=== DATA SECTION ===
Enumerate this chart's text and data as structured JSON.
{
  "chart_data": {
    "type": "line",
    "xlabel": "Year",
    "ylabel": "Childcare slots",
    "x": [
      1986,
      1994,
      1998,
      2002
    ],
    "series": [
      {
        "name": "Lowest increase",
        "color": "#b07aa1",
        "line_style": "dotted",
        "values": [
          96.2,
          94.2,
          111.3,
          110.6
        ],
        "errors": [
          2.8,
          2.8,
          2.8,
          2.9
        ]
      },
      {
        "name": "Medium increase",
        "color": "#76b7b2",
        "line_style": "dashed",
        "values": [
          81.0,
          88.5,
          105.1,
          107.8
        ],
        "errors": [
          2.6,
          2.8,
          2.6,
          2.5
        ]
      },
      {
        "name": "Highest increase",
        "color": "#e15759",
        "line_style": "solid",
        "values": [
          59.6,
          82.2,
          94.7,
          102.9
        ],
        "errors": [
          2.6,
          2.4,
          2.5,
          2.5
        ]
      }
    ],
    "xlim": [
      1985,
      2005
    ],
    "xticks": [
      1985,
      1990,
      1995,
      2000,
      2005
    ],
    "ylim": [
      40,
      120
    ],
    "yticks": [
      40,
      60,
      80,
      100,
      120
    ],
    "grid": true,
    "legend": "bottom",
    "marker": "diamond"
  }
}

=== AIM ===
Of the lines above, how many contain the word "increase"? Provide the number and nothing else.

=== SOLUTION TO THE EXERCISE ===
3